Objective
Output nothing but the lines from the line with "Decode this image" through the end of the listing below, both ends included.

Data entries

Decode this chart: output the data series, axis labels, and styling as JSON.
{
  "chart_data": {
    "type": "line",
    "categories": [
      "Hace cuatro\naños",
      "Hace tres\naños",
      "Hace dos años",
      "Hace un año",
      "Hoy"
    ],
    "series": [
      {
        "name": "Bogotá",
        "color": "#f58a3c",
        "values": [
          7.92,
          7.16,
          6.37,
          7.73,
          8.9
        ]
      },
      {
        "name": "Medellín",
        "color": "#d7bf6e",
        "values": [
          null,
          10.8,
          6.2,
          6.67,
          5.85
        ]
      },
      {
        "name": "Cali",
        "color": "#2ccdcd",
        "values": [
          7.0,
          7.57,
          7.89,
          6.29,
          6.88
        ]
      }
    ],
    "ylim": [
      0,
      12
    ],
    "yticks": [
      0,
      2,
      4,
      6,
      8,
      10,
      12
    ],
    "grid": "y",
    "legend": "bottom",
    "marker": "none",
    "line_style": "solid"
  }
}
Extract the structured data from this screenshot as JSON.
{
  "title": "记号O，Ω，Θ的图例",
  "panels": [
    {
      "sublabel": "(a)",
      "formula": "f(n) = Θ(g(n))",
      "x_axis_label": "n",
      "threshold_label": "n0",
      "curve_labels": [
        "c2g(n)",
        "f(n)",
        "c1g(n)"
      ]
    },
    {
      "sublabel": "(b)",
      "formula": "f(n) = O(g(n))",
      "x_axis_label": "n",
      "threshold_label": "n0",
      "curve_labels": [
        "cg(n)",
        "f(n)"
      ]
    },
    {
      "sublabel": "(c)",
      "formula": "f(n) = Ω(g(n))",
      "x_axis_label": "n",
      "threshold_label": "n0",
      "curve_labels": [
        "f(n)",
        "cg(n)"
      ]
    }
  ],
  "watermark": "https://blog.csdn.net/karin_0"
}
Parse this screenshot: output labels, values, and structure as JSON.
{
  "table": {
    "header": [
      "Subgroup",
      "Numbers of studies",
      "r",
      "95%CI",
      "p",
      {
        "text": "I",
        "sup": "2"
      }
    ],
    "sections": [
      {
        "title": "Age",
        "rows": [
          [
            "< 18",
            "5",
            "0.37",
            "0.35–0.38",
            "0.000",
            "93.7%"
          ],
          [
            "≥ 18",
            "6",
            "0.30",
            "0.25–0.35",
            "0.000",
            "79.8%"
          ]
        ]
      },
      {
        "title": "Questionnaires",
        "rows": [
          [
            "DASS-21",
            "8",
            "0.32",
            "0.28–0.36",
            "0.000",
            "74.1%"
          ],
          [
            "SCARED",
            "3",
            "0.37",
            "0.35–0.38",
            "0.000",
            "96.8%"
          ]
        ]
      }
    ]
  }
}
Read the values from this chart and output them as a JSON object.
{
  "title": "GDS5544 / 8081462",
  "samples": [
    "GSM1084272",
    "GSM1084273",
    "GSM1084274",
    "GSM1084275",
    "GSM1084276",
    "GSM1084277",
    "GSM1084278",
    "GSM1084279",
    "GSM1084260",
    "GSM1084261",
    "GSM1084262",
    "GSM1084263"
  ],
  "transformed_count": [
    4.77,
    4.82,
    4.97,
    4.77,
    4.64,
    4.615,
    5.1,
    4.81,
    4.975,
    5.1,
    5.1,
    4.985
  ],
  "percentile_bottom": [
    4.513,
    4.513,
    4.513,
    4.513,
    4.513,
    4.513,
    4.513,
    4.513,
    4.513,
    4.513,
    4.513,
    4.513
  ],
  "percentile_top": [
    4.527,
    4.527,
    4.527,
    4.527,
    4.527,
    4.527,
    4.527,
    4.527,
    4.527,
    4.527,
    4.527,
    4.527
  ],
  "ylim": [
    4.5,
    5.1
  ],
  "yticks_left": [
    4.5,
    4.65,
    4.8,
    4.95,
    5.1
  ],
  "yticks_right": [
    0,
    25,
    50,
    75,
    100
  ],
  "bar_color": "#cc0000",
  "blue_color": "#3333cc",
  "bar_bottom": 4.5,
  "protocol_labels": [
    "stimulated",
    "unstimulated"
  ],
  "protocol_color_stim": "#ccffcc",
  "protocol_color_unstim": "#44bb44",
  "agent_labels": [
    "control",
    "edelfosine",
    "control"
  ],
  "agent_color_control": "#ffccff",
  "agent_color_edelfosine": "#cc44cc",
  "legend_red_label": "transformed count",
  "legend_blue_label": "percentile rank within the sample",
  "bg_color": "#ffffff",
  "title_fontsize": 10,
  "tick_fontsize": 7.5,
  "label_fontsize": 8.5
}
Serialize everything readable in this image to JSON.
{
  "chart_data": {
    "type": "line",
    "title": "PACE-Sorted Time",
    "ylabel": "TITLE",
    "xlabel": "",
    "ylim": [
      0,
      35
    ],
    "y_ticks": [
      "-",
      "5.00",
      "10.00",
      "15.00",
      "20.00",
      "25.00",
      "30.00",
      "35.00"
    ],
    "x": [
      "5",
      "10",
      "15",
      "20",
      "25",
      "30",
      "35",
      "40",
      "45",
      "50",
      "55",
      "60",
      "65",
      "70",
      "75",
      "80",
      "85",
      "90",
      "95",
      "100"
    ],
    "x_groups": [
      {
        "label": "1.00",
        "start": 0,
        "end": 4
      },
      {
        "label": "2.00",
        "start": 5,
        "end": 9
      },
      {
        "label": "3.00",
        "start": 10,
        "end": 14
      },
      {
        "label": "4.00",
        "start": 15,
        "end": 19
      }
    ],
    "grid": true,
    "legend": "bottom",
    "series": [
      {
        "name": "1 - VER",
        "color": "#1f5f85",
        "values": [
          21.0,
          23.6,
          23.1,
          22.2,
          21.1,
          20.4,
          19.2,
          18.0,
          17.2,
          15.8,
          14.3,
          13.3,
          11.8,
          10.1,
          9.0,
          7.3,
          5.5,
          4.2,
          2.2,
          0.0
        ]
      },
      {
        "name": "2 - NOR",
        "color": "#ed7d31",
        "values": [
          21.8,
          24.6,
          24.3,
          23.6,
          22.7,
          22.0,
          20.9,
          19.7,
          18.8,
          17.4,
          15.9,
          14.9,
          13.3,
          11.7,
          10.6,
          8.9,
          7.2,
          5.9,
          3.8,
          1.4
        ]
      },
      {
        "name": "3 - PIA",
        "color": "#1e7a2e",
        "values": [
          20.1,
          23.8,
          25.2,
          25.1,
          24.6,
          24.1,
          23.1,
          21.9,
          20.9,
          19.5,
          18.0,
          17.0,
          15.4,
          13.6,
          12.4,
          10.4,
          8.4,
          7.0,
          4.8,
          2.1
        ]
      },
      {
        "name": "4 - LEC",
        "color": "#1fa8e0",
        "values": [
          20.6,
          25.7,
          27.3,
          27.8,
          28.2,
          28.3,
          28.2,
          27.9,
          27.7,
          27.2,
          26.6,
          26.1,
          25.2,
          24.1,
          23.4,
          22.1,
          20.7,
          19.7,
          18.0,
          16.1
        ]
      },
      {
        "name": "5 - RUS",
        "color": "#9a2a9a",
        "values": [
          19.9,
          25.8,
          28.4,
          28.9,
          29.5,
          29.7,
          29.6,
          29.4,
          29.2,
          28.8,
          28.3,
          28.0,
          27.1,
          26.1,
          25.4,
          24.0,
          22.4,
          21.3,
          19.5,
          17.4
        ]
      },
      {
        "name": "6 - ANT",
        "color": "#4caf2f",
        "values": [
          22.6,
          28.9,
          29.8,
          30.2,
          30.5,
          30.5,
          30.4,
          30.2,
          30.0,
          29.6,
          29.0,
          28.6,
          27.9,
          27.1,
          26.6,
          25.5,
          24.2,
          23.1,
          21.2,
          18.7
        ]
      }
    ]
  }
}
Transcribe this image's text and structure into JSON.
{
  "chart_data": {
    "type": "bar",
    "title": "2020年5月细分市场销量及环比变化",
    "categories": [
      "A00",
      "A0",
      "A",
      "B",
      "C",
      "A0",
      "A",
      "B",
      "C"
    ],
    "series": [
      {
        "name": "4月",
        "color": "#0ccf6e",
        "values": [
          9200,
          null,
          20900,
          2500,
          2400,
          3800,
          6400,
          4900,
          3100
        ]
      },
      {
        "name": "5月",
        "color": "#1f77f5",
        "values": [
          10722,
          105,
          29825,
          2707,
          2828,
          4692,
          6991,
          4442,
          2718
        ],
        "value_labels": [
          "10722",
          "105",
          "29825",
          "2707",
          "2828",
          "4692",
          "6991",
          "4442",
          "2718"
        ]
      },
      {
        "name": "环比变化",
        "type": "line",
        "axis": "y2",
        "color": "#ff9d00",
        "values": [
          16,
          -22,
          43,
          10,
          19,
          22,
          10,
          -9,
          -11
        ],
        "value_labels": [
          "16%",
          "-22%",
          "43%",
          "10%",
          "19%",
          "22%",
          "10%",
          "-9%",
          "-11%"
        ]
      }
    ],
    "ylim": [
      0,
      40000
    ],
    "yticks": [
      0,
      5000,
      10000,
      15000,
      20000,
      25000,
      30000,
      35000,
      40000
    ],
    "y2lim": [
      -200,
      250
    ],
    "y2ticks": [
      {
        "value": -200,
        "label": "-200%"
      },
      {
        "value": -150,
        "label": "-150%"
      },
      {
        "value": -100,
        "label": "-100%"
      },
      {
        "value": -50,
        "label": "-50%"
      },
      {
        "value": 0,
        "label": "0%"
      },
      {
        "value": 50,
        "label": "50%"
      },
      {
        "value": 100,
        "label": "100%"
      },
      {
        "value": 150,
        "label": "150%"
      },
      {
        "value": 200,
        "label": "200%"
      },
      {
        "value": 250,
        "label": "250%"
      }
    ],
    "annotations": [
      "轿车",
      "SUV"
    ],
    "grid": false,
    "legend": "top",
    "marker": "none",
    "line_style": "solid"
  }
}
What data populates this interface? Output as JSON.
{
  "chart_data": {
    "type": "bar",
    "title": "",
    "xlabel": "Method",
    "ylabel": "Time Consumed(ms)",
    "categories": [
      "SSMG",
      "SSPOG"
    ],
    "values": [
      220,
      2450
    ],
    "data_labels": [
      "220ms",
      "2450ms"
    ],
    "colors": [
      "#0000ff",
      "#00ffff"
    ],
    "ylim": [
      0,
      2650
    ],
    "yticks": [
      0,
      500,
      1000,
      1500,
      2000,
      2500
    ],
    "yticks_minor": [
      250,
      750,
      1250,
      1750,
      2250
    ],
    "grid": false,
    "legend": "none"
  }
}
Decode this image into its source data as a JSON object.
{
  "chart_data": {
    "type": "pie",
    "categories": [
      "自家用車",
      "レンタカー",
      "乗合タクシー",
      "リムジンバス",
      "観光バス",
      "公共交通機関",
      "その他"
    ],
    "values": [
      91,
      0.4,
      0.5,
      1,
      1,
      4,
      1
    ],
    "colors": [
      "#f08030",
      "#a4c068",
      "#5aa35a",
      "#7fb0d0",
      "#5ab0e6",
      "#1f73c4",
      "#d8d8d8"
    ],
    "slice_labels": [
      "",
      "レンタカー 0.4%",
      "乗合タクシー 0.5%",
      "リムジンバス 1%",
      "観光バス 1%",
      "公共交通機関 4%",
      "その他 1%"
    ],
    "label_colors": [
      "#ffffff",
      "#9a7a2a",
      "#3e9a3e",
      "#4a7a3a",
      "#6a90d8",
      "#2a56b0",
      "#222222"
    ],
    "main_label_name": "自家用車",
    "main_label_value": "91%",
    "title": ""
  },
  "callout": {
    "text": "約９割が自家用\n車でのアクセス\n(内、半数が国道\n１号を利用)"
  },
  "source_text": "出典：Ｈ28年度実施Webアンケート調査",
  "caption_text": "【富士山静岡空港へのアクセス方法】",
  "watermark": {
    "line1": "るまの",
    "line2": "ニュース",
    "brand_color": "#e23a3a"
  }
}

Exercise output
Decode this image into its source data as a JSON object.
{
  "chart_data": {
    "type": "pie",
    "categories": [
      "自家用車",
      "レンタカー",
      "乗合タクシー",
      "リムジンバス",
      "観光バス",
      "公共交通機関",
      "その他"
    ],
    "values": [
      91,
      0.4,
      0.5,
      1,
      1,
      4,
      1
    ],
    "colors": [
      "#f08030",
      "#a4c068",
      "#5aa35a",
      "#7fb0d0",
      "#5ab0e6",
      "#1f73c4",
      "#d8d8d8"
    ],
    "slice_labels": [
      "",
      "レンタカー 0.4%",
      "乗合タクシー 0.5%",
      "リムジンバス 1%",
      "観光バス 1%",
      "公共交通機関 4%",
      "その他 1%"
    ],
    "label_colors": [
      "#ffffff",
      "#9a7a2a",
      "#3e9a3e",
      "#4a7a3a",
      "#6a90d8",
      "#2a56b0",
      "#222222"
    ],
    "main_label_name": "自家用車",
    "main_label_value": "91%",
    "title": ""
  },
  "callout": {
    "text": "約９割が自家用\n車でのアクセス\n(内、半数が国道\n１号を利用)"
  },
  "source_text": "出典：Ｈ28年度実施Webアンケート調査",
  "caption_text": "【富士山静岡空港へのアクセス方法】",
  "watermark": {
    "line1": "るまの",
    "line2": "ニュース",
    "brand_color": "#e23a3a"
  }
}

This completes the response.